*Goal*:
Show every line that has the string "saurais" in it.

*Data rows*:
━━━━━━━━━━━━━━━━
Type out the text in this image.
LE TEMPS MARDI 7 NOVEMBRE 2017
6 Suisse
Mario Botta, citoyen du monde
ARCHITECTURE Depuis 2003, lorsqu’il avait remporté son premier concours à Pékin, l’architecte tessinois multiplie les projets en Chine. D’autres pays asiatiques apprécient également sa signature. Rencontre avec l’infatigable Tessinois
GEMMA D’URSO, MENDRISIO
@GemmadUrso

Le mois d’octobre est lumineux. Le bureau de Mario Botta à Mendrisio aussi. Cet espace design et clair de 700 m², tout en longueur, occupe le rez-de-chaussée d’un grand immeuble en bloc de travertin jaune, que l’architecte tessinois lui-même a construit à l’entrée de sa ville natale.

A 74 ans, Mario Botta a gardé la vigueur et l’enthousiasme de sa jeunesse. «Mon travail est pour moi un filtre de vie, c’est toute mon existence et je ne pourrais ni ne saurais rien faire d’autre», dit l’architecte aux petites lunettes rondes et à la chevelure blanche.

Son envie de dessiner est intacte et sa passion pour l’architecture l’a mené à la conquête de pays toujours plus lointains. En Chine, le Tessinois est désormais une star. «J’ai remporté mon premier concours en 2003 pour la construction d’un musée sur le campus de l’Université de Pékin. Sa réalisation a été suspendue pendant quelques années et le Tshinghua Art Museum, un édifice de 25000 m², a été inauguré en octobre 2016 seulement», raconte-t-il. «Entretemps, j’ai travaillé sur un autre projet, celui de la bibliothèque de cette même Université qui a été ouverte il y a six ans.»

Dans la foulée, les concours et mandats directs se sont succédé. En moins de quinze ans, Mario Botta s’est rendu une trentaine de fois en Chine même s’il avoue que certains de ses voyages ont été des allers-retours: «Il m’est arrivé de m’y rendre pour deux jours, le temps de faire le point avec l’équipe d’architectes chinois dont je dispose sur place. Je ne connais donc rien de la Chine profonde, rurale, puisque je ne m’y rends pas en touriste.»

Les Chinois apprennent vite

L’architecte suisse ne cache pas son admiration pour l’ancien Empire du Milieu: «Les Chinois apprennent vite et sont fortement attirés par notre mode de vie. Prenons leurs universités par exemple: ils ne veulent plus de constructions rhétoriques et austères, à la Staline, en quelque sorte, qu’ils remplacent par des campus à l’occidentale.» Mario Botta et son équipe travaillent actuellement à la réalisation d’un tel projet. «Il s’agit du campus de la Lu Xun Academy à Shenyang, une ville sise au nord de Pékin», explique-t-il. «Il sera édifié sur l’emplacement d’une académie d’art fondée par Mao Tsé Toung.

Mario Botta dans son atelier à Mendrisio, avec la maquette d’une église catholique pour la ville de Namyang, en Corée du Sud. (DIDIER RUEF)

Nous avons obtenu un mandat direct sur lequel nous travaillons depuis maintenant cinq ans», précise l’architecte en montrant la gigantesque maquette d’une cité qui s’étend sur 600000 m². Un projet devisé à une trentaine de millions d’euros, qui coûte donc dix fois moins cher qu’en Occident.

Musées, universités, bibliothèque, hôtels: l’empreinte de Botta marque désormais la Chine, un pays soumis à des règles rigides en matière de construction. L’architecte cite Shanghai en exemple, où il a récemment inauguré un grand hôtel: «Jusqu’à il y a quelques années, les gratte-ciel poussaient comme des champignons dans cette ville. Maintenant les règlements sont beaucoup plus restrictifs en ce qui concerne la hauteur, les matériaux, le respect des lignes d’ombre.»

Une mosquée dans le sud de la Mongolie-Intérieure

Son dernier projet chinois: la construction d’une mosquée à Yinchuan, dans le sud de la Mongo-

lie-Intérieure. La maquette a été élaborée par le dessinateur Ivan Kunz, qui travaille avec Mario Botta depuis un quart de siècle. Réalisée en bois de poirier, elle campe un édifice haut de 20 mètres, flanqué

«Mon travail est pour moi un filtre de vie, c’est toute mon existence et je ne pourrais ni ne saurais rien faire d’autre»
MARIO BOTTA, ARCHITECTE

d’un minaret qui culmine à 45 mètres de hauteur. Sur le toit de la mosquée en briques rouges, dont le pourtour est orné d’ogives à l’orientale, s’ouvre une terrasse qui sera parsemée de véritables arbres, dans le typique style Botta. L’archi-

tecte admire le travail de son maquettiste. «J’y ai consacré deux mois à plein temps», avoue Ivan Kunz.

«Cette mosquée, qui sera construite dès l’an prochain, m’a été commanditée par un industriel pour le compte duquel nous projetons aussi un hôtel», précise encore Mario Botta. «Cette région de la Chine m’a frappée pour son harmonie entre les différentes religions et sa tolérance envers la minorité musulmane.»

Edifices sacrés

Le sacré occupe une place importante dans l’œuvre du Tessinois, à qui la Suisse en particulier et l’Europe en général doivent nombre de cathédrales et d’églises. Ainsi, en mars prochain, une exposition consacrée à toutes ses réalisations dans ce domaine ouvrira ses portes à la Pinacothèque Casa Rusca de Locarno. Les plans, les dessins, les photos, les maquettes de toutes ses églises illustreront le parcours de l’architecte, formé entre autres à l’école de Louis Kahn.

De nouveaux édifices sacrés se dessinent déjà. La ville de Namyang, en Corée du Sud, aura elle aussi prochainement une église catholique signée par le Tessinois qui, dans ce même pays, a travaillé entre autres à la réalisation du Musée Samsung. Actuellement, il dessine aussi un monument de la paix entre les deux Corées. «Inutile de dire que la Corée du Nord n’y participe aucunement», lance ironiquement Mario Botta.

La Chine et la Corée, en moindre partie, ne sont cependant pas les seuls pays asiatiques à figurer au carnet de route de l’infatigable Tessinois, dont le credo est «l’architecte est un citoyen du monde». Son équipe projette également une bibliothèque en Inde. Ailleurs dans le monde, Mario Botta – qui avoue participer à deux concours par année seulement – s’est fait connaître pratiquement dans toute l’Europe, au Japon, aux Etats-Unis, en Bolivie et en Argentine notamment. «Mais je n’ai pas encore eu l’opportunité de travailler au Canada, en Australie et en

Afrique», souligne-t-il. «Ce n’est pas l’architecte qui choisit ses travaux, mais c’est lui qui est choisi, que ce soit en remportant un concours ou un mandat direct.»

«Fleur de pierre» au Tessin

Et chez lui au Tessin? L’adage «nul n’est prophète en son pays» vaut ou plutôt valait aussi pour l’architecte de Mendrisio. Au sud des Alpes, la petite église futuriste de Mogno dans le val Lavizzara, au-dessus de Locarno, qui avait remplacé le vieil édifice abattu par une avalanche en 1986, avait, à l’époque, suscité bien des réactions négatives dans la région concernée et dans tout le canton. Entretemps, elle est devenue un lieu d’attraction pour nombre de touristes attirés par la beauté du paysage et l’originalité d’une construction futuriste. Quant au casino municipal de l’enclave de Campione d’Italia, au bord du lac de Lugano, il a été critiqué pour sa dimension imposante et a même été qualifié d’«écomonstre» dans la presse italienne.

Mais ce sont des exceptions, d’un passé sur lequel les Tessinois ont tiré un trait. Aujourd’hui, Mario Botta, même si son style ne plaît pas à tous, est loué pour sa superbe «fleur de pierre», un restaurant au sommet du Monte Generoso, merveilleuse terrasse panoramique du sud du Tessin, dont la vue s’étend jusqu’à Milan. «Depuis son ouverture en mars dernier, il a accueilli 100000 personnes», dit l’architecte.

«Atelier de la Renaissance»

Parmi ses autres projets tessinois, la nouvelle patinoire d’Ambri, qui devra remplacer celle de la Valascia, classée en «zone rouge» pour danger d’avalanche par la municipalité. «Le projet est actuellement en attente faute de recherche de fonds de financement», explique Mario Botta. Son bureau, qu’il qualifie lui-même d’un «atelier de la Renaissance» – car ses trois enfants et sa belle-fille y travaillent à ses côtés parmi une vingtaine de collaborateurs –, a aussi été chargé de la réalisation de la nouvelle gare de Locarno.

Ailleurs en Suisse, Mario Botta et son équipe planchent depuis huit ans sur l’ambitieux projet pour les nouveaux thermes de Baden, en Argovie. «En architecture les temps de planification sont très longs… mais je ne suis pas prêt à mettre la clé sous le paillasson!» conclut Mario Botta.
━━━━━━━━━━━━━━━━
*Exercise response*:
A 74 ans, Mario Botta a gardé la vigueur et l’enthousiasme de sa jeunesse. «Mon travail est pour moi un filtre de vie, c’est toute mon existence et je ne pourrais ni ne saurais rien faire d’autre», dit l’architecte aux petites lunettes rondes et à la chevelure blanche.
«Mon travail est pour moi un filtre de vie, c’est toute mon existence et je ne pourrais ni ne saurais rien faire d’autre»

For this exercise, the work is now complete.